= Instruction =
Without the images, write out all of the following entries exactly.

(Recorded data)

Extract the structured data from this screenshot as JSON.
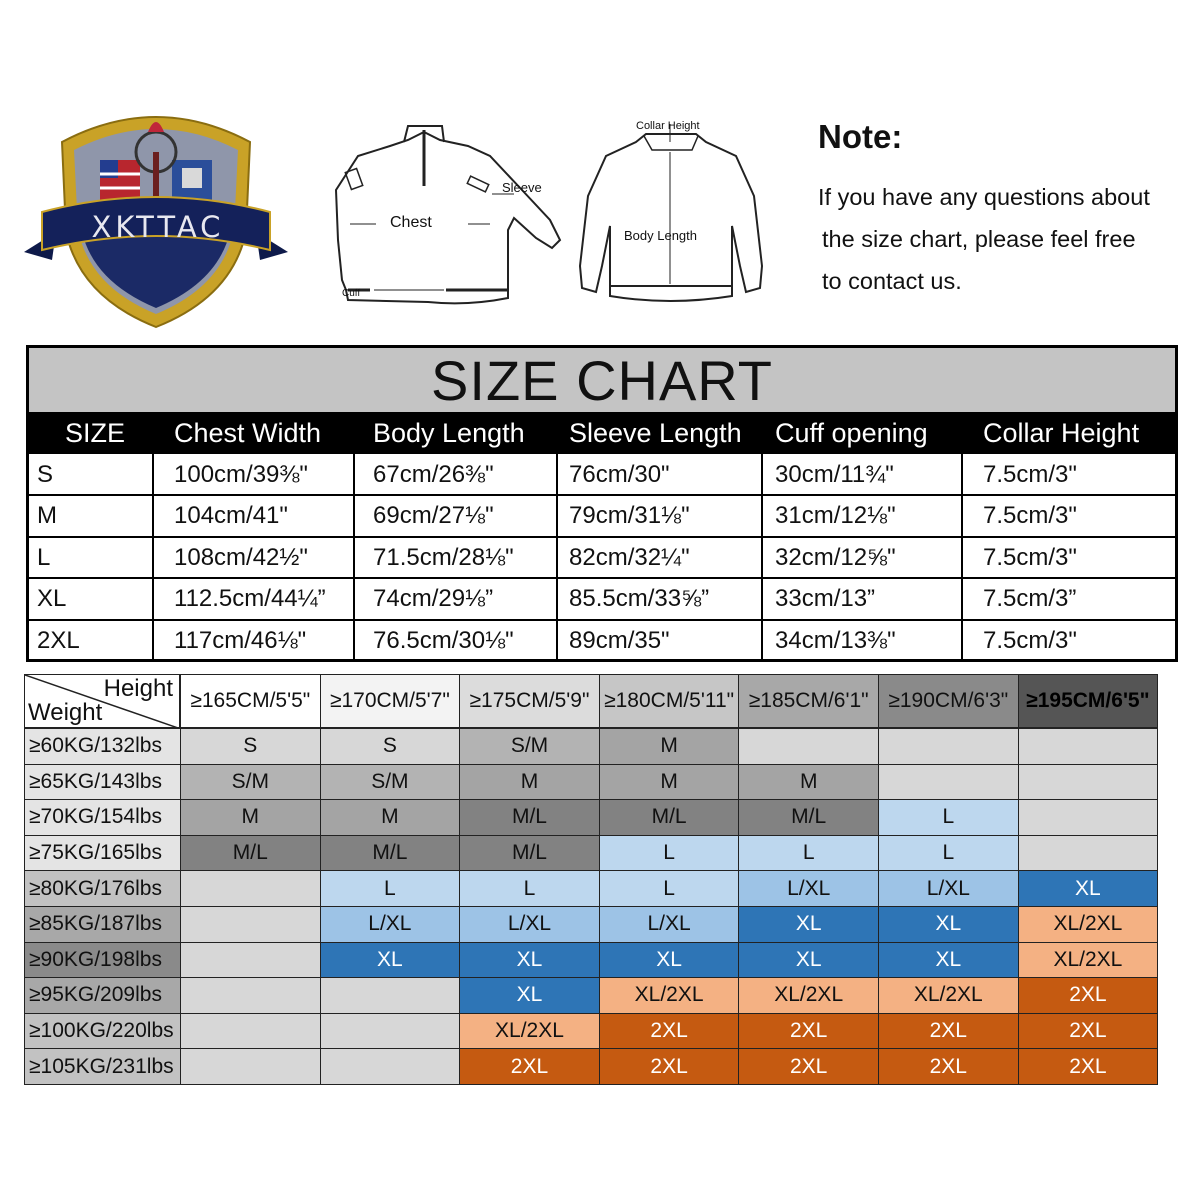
{
  "logo": {
    "brand": "XKTTAC",
    "colors": {
      "shield_gold": "#c9a227",
      "ribbon": "#14215a",
      "shield_navy": "#1b2a66",
      "shield_gray": "#8f96aa"
    }
  },
  "diagram": {
    "front_labels": {
      "chest": "Chest",
      "sleeve": "Sleeve",
      "cuff": "Cuff"
    },
    "back_labels": {
      "collar": "Collar Height",
      "body": "Body Length"
    }
  },
  "note": {
    "title": "Note:",
    "lines": [
      "If you have any questions about",
      "the size chart, please feel free",
      "to contact us."
    ]
  },
  "size_chart": {
    "title": "SIZE CHART",
    "headers": [
      "SIZE",
      "Chest Width",
      "Body Length",
      "Sleeve Length",
      "Cuff opening",
      "Collar Height"
    ],
    "rows": [
      [
        "S",
        "100cm/39⅜\"",
        "67cm/26⅜\"",
        "76cm/30\"",
        "30cm/11¾\"",
        "7.5cm/3\""
      ],
      [
        "M",
        "104cm/41\"",
        "69cm/27⅛\"",
        "79cm/31⅛\"",
        "31cm/12⅛\"",
        "7.5cm/3\""
      ],
      [
        "L",
        "108cm/42½\"",
        "71.5cm/28⅛\"",
        "82cm/32¼\"",
        "32cm/12⅝\"",
        "7.5cm/3\""
      ],
      [
        "XL",
        "112.5cm/44¼”",
        "74cm/29⅛”",
        "85.5cm/33⅝”",
        "33cm/13”",
        "7.5cm/3”"
      ],
      [
        "2XL",
        "117cm/46⅛\"",
        "76.5cm/30⅛\"",
        "89cm/35\"",
        "34cm/13⅜\"",
        "7.5cm/3\""
      ]
    ]
  },
  "fit_chart": {
    "corner": {
      "height": "Height",
      "weight": "Weight"
    },
    "height_headers": [
      "≥165CM/5'5\"",
      "≥170CM/5'7\"",
      "≥175CM/5'9\"",
      "≥180CM/5'11\"",
      "≥185CM/6'1\"",
      "≥190CM/6'3\"",
      "≥195CM/6'5\""
    ],
    "weight_labels": [
      "≥60KG/132lbs",
      "≥65KG/143lbs",
      "≥70KG/154lbs",
      "≥75KG/165lbs",
      "≥80KG/176lbs",
      "≥85KG/187lbs",
      "≥90KG/198lbs",
      "≥95KG/209lbs",
      "≥100KG/220lbs",
      "≥105KG/231lbs"
    ],
    "cells": [
      [
        "S",
        "S",
        "S/M",
        "M",
        "",
        "",
        ""
      ],
      [
        "S/M",
        "S/M",
        "M",
        "M",
        "M",
        "",
        ""
      ],
      [
        "M",
        "M",
        "M/L",
        "M/L",
        "M/L",
        "L",
        ""
      ],
      [
        "M/L",
        "M/L",
        "M/L",
        "L",
        "L",
        "L",
        ""
      ],
      [
        "",
        "L",
        "L",
        "L",
        "L/XL",
        "L/XL",
        "XL"
      ],
      [
        "",
        "L/XL",
        "L/XL",
        "L/XL",
        "XL",
        "XL",
        "XL/2XL"
      ],
      [
        "",
        "XL",
        "XL",
        "XL",
        "XL",
        "XL",
        "XL/2XL"
      ],
      [
        "",
        "",
        "XL",
        "XL/2XL",
        "XL/2XL",
        "XL/2XL",
        "2XL"
      ],
      [
        "",
        "",
        "XL/2XL",
        "2XL",
        "2XL",
        "2XL",
        "2XL"
      ],
      [
        "",
        "",
        "2XL",
        "2XL",
        "2XL",
        "2XL",
        "2XL"
      ]
    ],
    "header_colors": [
      "#ffffff",
      "#f3f3f3",
      "#dcdcdc",
      "#c6c6c6",
      "#a8a8a8",
      "#8a8a8a",
      "#555555"
    ],
    "weight_colors": [
      "#e4e4e4",
      "#e4e4e4",
      "#e4e4e4",
      "#e4e4e4",
      "#c2c2c2",
      "#a8a8a8",
      "#8a8a8a",
      "#a8a8a8",
      "#c2c2c2",
      "#c2c2c2"
    ],
    "size_colors": {
      "S": "#d7d7d7",
      "S/M": "#b3b3b3",
      "M": "#a4a4a4",
      "M/L": "#828282",
      "L": "#bdd7ee",
      "L/XL": "#9dc3e6",
      "XL": "#2e75b6",
      "XL/2XL": "#f4b183",
      "2XL": "#c55a11"
    },
    "empty_colors": [
      "#d7d7d7",
      "#d7d7d7",
      "#d7d7d7",
      "#d7d7d7",
      "#d7d7d7",
      "#d7d7d7",
      "#d7d7d7"
    ]
  }
}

= Expected answer =
Extract the structured data from this screenshot as JSON.
{
  "logo": {
    "brand": "XKTTAC",
    "colors": {
      "shield_gold": "#c9a227",
      "ribbon": "#14215a",
      "shield_navy": "#1b2a66",
      "shield_gray": "#8f96aa"
    }
  },
  "diagram": {
    "front_labels": {
      "chest": "Chest",
      "sleeve": "Sleeve",
      "cuff": "Cuff"
    },
    "back_labels": {
      "collar": "Collar Height",
      "body": "Body Length"
    }
  },
  "note": {
    "title": "Note:",
    "lines": [
      "If you have any questions about",
      "the size chart, please feel free",
      "to contact us."
    ]
  },
  "size_chart": {
    "title": "SIZE CHART",
    "headers": [
      "SIZE",
      "Chest Width",
      "Body Length",
      "Sleeve Length",
      "Cuff opening",
      "Collar Height"
    ],
    "rows": [
      [
        "S",
        "100cm/39⅜\"",
        "67cm/26⅜\"",
        "76cm/30\"",
        "30cm/11¾\"",
        "7.5cm/3\""
      ],
      [
        "M",
        "104cm/41\"",
        "69cm/27⅛\"",
        "79cm/31⅛\"",
        "31cm/12⅛\"",
        "7.5cm/3\""
      ],
      [
        "L",
        "108cm/42½\"",
        "71.5cm/28⅛\"",
        "82cm/32¼\"",
        "32cm/12⅝\"",
        "7.5cm/3\""
      ],
      [
        "XL",
        "112.5cm/44¼”",
        "74cm/29⅛”",
        "85.5cm/33⅝”",
        "33cm/13”",
        "7.5cm/3”"
      ],
      [
        "2XL",
        "117cm/46⅛\"",
        "76.5cm/30⅛\"",
        "89cm/35\"",
        "34cm/13⅜\"",
        "7.5cm/3\""
      ]
    ]
  },
  "fit_chart": {
    "corner": {
      "height": "Height",
      "weight": "Weight"
    },
    "height_headers": [
      "≥165CM/5'5\"",
      "≥170CM/5'7\"",
      "≥175CM/5'9\"",
      "≥180CM/5'11\"",
      "≥185CM/6'1\"",
      "≥190CM/6'3\"",
      "≥195CM/6'5\""
    ],
    "weight_labels": [
      "≥60KG/132lbs",
      "≥65KG/143lbs",
      "≥70KG/154lbs",
      "≥75KG/165lbs",
      "≥80KG/176lbs",
      "≥85KG/187lbs",
      "≥90KG/198lbs",
      "≥95KG/209lbs",
      "≥100KG/220lbs",
      "≥105KG/231lbs"
    ],
    "cells": [
      [
        "S",
        "S",
        "S/M",
        "M",
        "",
        "",
        ""
      ],
      [
        "S/M",
        "S/M",
        "M",
        "M",
        "M",
        "",
        ""
      ],
      [
        "M",
        "M",
        "M/L",
        "M/L",
        "M/L",
        "L",
        ""
      ],
      [
        "M/L",
        "M/L",
        "M/L",
        "L",
        "L",
        "L",
        ""
      ],
      [
        "",
        "L",
        "L",
        "L",
        "L/XL",
        "L/XL",
        "XL"
      ],
      [
        "",
        "L/XL",
        "L/XL",
        "L/XL",
        "XL",
        "XL",
        "XL/2XL"
      ],
      [
        "",
        "XL",
        "XL",
        "XL",
        "XL",
        "XL",
        "XL/2XL"
      ],
      [
        "",
        "",
        "XL",
        "XL/2XL",
        "XL/2XL",
        "XL/2XL",
        "2XL"
      ],
      [
        "",
        "",
        "XL/2XL",
        "2XL",
        "2XL",
        "2XL",
        "2XL"
      ],
      [
        "",
        "",
        "2XL",
        "2XL",
        "2XL",
        "2XL",
        "2XL"
      ]
    ],
    "header_colors": [
      "#ffffff",
      "#f3f3f3",
      "#dcdcdc",
      "#c6c6c6",
      "#a8a8a8",
      "#8a8a8a",
      "#555555"
    ],
    "weight_colors": [
      "#e4e4e4",
      "#e4e4e4",
      "#e4e4e4",
      "#e4e4e4",
      "#c2c2c2",
      "#a8a8a8",
      "#8a8a8a",
      "#a8a8a8",
      "#c2c2c2",
      "#c2c2c2"
    ],
    "size_colors": {
      "S": "#d7d7d7",
      "S/M": "#b3b3b3",
      "M": "#a4a4a4",
      "M/L": "#828282",
      "L": "#bdd7ee",
      "L/XL": "#9dc3e6",
      "XL": "#2e75b6",
      "XL/2XL": "#f4b183",
      "2XL": "#c55a11"
    },
    "empty_colors": [
      "#d7d7d7",
      "#d7d7d7",
      "#d7d7d7",
      "#d7d7d7",
      "#d7d7d7",
      "#d7d7d7",
      "#d7d7d7"
    ]
  }
}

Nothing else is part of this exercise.